__EXPLORE THE MATERIAL__:
- A) Using the exhibition article, answer these:
(i) Who taught Huling to draw when he was around five years old?
(ii) Which numbers are painted by the corners of the canvas in Black Mamba?
(iii) Which game started Huling's love of basketball?
- B) Retype the stretch of the exhibition article from "One of his favorite" through "his earlier years.".

__PAGE EXTRACT__:
Across the room hang Huling’s pieces, which are much less abstract, and more interested in the human figure. Huling met Smith through a friend at work and the two have continued to keep in touch and collaborate since, he said.
“I guess his brother was telling him about me and I like to draw,” Huling said. Initially, the two planned a group show last year, but it was ultimately cancelled. This time around, Smith made sure to give Huling enough time to put a couple pieces together.
The pieces reflect decades of evolution as an artist. Huling started drawing at around five years old, taught by his aunt. But his interest in art really started to develop in the third grade, after a teacher salvaged a piece of art from the trash and urged him not to give up on the design.
“She told me, ‘You didn’t even complete this,’” Huling recalled. “She said, ‘You could do a lot of things to make it complete.’ So from that point forward, I just started paying attention.”
After that, he began to put effort and practice into his craft, saving his previous work as a reference point to look back on (to this day, he said, looking at his prior work is a form of motivation). He began to challenge himself and try to do things that others hadn’t seen or done before.
One of his favorite pieces in the Ora Mason exhibition is Black Mamba, an homage to the late NBA player Kobe Bryant. The piece shows Bryant around retirement age, with a yellow and black snake wrapped around his neck. Amidst the dark colors, the yellow snake and the dark green of Bryant’s eyes stand out. Painted by the corners of the canvas are the numbers eight and 24, both of which Bryant sported on his jersey during his career.
Below his face, “Black Mamba” is written in white cursive text, a nod to the nickname Bryant carried for years.
Huling has been a longtime basketball fan, a love that started with the 1979 championship game between Michigan State and Indiana State Universities. He drifted away from basketball before hearing about Bryant, and then started to watch again.
“He was young, he wasn’t afraid of anyone,” Huling said, describing the player in his earlier years.
“It was a tragedy the way he passed and I’ve been a Kobe Bryant fan ever since he’s been in the league and he’s one of my favorite players of all time,” he said. “So I seen a picture and was like, ‘Lemme see if I could do this.’”

Spears’ contribution to the exhibition, meanwhile, features portraits of Black women from the waist or neck up, sometimes in profile. Most of them are rendered in black and white; some have their eyes closed. One that is especially striking shows a woman, her head regally wrapped, dressed in African wax print and gold jewelry.

__MATERIAL SHOWN__:
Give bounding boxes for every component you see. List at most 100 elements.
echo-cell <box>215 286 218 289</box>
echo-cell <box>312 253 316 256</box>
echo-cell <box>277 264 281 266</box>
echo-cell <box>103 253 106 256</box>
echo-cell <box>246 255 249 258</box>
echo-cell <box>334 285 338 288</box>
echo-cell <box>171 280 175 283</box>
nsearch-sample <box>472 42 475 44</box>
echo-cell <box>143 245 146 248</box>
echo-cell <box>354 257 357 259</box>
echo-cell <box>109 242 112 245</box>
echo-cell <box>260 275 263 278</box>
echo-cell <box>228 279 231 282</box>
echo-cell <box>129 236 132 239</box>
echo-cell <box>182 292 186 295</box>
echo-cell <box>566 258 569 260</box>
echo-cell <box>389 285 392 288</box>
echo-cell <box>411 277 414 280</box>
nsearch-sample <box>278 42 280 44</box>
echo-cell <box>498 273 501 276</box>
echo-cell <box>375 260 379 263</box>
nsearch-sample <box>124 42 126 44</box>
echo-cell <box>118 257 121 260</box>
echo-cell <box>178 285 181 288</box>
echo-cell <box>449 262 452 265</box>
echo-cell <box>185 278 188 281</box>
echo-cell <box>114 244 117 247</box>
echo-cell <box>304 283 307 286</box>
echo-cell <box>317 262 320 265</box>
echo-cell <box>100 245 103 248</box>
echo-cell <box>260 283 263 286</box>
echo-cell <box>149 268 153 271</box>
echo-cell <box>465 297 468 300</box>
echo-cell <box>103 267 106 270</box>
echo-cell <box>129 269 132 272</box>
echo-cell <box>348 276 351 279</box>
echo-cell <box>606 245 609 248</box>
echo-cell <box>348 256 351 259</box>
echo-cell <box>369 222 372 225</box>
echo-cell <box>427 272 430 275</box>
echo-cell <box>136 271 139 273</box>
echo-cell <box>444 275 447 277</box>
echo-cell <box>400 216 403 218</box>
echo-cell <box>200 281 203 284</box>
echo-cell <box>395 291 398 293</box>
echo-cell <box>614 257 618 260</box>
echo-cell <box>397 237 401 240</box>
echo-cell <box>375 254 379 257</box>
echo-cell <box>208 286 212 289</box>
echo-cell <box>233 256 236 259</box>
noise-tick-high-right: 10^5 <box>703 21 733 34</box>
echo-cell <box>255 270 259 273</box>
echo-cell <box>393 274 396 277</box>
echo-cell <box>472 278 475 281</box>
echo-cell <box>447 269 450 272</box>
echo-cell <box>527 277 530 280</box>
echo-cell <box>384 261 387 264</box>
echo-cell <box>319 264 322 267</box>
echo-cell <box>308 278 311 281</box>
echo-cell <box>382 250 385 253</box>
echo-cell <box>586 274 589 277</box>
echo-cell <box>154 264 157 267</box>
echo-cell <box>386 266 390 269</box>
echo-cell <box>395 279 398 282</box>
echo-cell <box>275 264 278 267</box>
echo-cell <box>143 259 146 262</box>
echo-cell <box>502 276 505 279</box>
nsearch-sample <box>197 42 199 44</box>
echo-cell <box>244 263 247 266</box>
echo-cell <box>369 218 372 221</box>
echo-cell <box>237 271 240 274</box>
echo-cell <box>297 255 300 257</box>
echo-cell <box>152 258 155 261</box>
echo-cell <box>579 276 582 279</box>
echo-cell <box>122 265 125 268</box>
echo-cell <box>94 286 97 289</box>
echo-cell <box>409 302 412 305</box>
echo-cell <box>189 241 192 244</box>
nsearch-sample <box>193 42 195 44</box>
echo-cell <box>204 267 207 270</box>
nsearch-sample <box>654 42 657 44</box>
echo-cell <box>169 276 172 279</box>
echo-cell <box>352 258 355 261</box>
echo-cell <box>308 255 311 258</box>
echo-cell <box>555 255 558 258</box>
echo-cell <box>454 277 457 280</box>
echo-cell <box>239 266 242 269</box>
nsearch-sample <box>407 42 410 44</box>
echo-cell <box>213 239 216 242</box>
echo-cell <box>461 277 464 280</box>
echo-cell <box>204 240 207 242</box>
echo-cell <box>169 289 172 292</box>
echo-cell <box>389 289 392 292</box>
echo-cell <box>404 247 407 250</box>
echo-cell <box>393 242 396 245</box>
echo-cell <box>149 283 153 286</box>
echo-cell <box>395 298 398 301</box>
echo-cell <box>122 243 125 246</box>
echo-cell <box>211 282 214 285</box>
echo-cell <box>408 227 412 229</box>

__ANSWERS FOR THE TASKS__:
- A)
(i) His aunt.
(ii) Eight and 24.
(iii) The 1979 championship game between Michigan State and Indiana State Universities.

- B)
One of his favorite pieces in the Ora Mason exhibition is Black Mamba, an homage to the late NBA player Kobe Bryant. The piece shows Bryant around retirement age, with a yellow and black snake wrapped around his neck. Amidst the dark colors, the yellow snake and the dark green of Bryant’s eyes stand out. Painted by the corners of the canvas are the numbers eight and 24, both of which Bryant sported on his jersey during his career.
Below his face, “Black Mamba” is written in white cursive text, a nod to the nickname Bryant carried for years.
Huling has been a longtime basketball fan, a love that started with the 1979 championship game between Michigan State and Indiana State Universities. He drifted away from basketball before hearing about Bryant, and then started to watch again.
“He was young, he wasn’t afraid of anyone,” Huling said, describing the player in his earlier years.